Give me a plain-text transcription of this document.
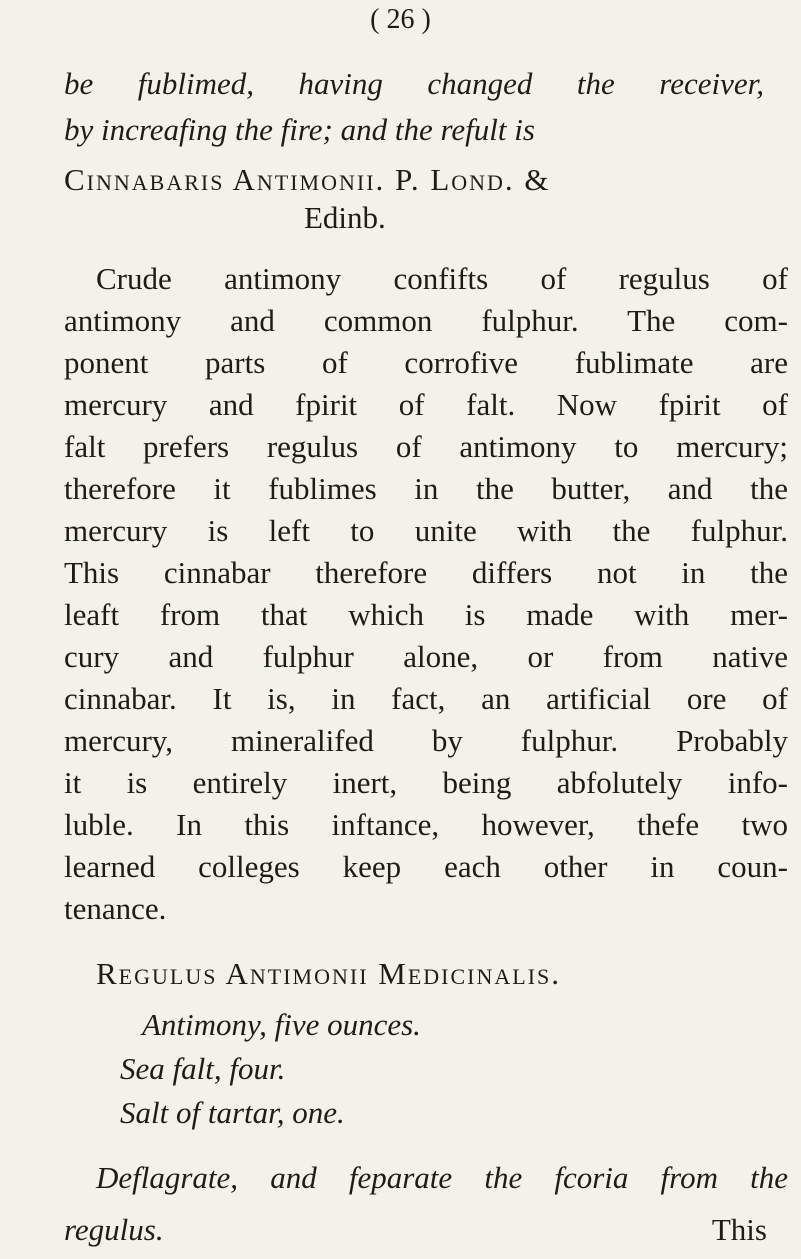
( 26 )
be fublimed, having changed the receiver,
by increafing the fire; and the refult is
Cinnabaris Antimonii. P. Lond. &
Edinb.
Crude antimony confifts of regulus of
antimony and common fulphur. The com-
ponent parts of corrofive fublimate are
mercury and fpirit of falt. Now fpirit of
falt prefers regulus of antimony to mercury;
therefore it fublimes in the butter, and the
mercury is left to unite with the fulphur.
This cinnabar therefore differs not in the
leaft from that which is made with mer-
cury and fulphur alone, or from native
cinnabar. It is, in fact, an artificial ore of
mercury, mineralifed by fulphur. Probably
it is entirely inert, being abfolutely info-
luble. In this inftance, however, thefe two
learned colleges keep each other in coun-
tenance.
Regulus Antimonii Medicinalis.
Antimony, five ounces.
Sea falt, four.
Salt of tartar, one.
Deflagrate, and feparate the fcoria from the
regulus.	This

◆ What is asked ◆
Write the lines above out again exactly, without any of their pictures.

◆ Result for this exercise ◆
Give me a plain-text transcription of this document.
( 26 )
be fublimed, having changed the receiver,
by increafing the fire; and the refult is
Cinnabaris Antimonii. P. Lond. &
Edinb.
Crude antimony confifts of regulus of
antimony and common fulphur. The com-
ponent parts of corrofive fublimate are
mercury and fpirit of falt. Now fpirit of
falt prefers regulus of antimony to mercury;
therefore it fublimes in the butter, and the
mercury is left to unite with the fulphur.
This cinnabar therefore differs not in the
leaft from that which is made with mer-
cury and fulphur alone, or from native
cinnabar. It is, in fact, an artificial ore of
mercury, mineralifed by fulphur. Probably
it is entirely inert, being abfolutely info-
luble. In this inftance, however, thefe two
learned colleges keep each other in coun-
tenance.
Regulus Antimonii Medicinalis.
Antimony, five ounces.
Sea falt, four.
Salt of tartar, one.
Deflagrate, and feparate the fcoria from the
regulus.	This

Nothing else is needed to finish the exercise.